## BRIEF
Provide the records once more, identical to the original.

+++++

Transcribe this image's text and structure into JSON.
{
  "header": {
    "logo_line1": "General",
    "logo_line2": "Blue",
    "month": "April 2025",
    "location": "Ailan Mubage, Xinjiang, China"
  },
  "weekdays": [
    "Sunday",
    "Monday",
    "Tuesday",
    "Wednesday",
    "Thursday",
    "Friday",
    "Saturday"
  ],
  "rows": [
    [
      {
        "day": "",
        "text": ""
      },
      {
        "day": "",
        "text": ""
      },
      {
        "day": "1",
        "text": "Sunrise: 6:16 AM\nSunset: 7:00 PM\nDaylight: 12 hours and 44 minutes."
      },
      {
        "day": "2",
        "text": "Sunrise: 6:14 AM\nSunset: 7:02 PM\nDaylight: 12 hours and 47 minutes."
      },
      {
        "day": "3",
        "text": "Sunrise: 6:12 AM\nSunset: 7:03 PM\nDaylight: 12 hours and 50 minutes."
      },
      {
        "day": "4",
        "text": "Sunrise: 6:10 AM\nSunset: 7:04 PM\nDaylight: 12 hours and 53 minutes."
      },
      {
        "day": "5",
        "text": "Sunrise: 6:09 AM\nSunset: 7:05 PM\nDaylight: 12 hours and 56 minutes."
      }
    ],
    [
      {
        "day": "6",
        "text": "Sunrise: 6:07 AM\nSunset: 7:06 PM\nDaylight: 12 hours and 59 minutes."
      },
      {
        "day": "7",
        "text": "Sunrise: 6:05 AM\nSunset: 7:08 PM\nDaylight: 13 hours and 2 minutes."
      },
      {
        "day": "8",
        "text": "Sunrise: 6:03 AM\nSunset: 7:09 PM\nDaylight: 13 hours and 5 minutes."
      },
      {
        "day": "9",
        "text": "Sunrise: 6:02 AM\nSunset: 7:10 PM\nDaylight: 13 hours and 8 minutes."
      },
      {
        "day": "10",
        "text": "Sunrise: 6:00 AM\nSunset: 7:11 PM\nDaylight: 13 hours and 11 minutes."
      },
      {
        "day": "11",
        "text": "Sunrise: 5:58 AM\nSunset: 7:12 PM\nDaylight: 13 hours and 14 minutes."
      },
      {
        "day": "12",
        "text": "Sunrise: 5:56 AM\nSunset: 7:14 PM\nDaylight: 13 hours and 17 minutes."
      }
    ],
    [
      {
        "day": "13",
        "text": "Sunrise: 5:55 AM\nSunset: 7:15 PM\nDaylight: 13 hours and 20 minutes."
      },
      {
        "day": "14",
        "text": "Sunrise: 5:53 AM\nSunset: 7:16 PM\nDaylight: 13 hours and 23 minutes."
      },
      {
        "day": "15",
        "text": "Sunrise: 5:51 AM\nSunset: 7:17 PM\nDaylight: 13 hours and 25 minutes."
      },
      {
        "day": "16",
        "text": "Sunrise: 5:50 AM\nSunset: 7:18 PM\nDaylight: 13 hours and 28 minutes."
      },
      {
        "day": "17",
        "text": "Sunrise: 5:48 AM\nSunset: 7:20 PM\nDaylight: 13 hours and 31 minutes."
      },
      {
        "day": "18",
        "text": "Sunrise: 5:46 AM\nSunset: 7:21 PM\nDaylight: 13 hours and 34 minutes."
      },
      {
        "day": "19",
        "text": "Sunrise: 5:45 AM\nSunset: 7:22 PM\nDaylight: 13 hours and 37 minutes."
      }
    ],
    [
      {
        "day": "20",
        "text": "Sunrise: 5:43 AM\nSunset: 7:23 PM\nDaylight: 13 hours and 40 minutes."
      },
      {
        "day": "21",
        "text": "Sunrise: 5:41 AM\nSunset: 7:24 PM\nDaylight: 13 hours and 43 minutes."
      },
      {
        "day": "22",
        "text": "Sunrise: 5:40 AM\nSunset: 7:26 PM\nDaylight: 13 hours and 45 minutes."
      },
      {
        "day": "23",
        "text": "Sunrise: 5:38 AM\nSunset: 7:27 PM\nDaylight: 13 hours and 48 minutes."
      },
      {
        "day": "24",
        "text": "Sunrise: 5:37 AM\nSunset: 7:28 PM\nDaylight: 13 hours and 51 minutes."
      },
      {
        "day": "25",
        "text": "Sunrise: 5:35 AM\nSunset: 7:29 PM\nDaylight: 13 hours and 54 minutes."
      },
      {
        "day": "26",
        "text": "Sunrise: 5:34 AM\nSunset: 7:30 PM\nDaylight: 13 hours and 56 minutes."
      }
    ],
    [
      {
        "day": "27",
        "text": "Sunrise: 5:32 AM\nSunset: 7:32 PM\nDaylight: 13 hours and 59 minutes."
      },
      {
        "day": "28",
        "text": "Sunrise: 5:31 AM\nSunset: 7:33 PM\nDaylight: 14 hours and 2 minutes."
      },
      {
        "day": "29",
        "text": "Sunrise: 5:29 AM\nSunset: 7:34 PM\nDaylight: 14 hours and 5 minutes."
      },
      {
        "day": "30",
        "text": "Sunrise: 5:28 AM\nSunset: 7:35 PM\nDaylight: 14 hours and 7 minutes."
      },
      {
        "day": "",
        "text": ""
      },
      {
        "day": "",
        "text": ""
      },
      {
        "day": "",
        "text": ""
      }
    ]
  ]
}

+++++

## THE COMPLETED TASK
Transcribe this image's text and structure into JSON.
{
  "header": {
    "logo_line1": "General",
    "logo_line2": "Blue",
    "month": "April 2025",
    "location": "Ailan Mubage, Xinjiang, China"
  },
  "weekdays": [
    "Sunday",
    "Monday",
    "Tuesday",
    "Wednesday",
    "Thursday",
    "Friday",
    "Saturday"
  ],
  "rows": [
    [
      {
        "day": "",
        "text": ""
      },
      {
        "day": "",
        "text": ""
      },
      {
        "day": "1",
        "text": "Sunrise: 6:16 AM\nSunset: 7:00 PM\nDaylight: 12 hours and 44 minutes."
      },
      {
        "day": "2",
        "text": "Sunrise: 6:14 AM\nSunset: 7:02 PM\nDaylight: 12 hours and 47 minutes."
      },
      {
        "day": "3",
        "text": "Sunrise: 6:12 AM\nSunset: 7:03 PM\nDaylight: 12 hours and 50 minutes."
      },
      {
        "day": "4",
        "text": "Sunrise: 6:10 AM\nSunset: 7:04 PM\nDaylight: 12 hours and 53 minutes."
      },
      {
        "day": "5",
        "text": "Sunrise: 6:09 AM\nSunset: 7:05 PM\nDaylight: 12 hours and 56 minutes."
      }
    ],
    [
      {
        "day": "6",
        "text": "Sunrise: 6:07 AM\nSunset: 7:06 PM\nDaylight: 12 hours and 59 minutes."
      },
      {
        "day": "7",
        "text": "Sunrise: 6:05 AM\nSunset: 7:08 PM\nDaylight: 13 hours and 2 minutes."
      },
      {
        "day": "8",
        "text": "Sunrise: 6:03 AM\nSunset: 7:09 PM\nDaylight: 13 hours and 5 minutes."
      },
      {
        "day": "9",
        "text": "Sunrise: 6:02 AM\nSunset: 7:10 PM\nDaylight: 13 hours and 8 minutes."
      },
      {
        "day": "10",
        "text": "Sunrise: 6:00 AM\nSunset: 7:11 PM\nDaylight: 13 hours and 11 minutes."
      },
      {
        "day": "11",
        "text": "Sunrise: 5:58 AM\nSunset: 7:12 PM\nDaylight: 13 hours and 14 minutes."
      },
      {
        "day": "12",
        "text": "Sunrise: 5:56 AM\nSunset: 7:14 PM\nDaylight: 13 hours and 17 minutes."
      }
    ],
    [
      {
        "day": "13",
        "text": "Sunrise: 5:55 AM\nSunset: 7:15 PM\nDaylight: 13 hours and 20 minutes."
      },
      {
        "day": "14",
        "text": "Sunrise: 5:53 AM\nSunset: 7:16 PM\nDaylight: 13 hours and 23 minutes."
      },
      {
        "day": "15",
        "text": "Sunrise: 5:51 AM\nSunset: 7:17 PM\nDaylight: 13 hours and 25 minutes."
      },
      {
        "day": "16",
        "text": "Sunrise: 5:50 AM\nSunset: 7:18 PM\nDaylight: 13 hours and 28 minutes."
      },
      {
        "day": "17",
        "text": "Sunrise: 5:48 AM\nSunset: 7:20 PM\nDaylight: 13 hours and 31 minutes."
      },
      {
        "day": "18",
        "text": "Sunrise: 5:46 AM\nSunset: 7:21 PM\nDaylight: 13 hours and 34 minutes."
      },
      {
        "day": "19",
        "text": "Sunrise: 5:45 AM\nSunset: 7:22 PM\nDaylight: 13 hours and 37 minutes."
      }
    ],
    [
      {
        "day": "20",
        "text": "Sunrise: 5:43 AM\nSunset: 7:23 PM\nDaylight: 13 hours and 40 minutes."
      },
      {
        "day": "21",
        "text": "Sunrise: 5:41 AM\nSunset: 7:24 PM\nDaylight: 13 hours and 43 minutes."
      },
      {
        "day": "22",
        "text": "Sunrise: 5:40 AM\nSunset: 7:26 PM\nDaylight: 13 hours and 45 minutes."
      },
      {
        "day": "23",
        "text": "Sunrise: 5:38 AM\nSunset: 7:27 PM\nDaylight: 13 hours and 48 minutes."
      },
      {
        "day": "24",
        "text": "Sunrise: 5:37 AM\nSunset: 7:28 PM\nDaylight: 13 hours and 51 minutes."
      },
      {
        "day": "25",
        "text": "Sunrise: 5:35 AM\nSunset: 7:29 PM\nDaylight: 13 hours and 54 minutes."
      },
      {
        "day": "26",
        "text": "Sunrise: 5:34 AM\nSunset: 7:30 PM\nDaylight: 13 hours and 56 minutes."
      }
    ],
    [
      {
        "day": "27",
        "text": "Sunrise: 5:32 AM\nSunset: 7:32 PM\nDaylight: 13 hours and 59 minutes."
      },
      {
        "day": "28",
        "text": "Sunrise: 5:31 AM\nSunset: 7:33 PM\nDaylight: 14 hours and 2 minutes."
      },
      {
        "day": "29",
        "text": "Sunrise: 5:29 AM\nSunset: 7:34 PM\nDaylight: 14 hours and 5 minutes."
      },
      {
        "day": "30",
        "text": "Sunrise: 5:28 AM\nSunset: 7:35 PM\nDaylight: 14 hours and 7 minutes."
      },
      {
        "day": "",
        "text": ""
      },
      {
        "day": "",
        "text": ""
      },
      {
        "day": "",
        "text": ""
      }
    ]
  ]
}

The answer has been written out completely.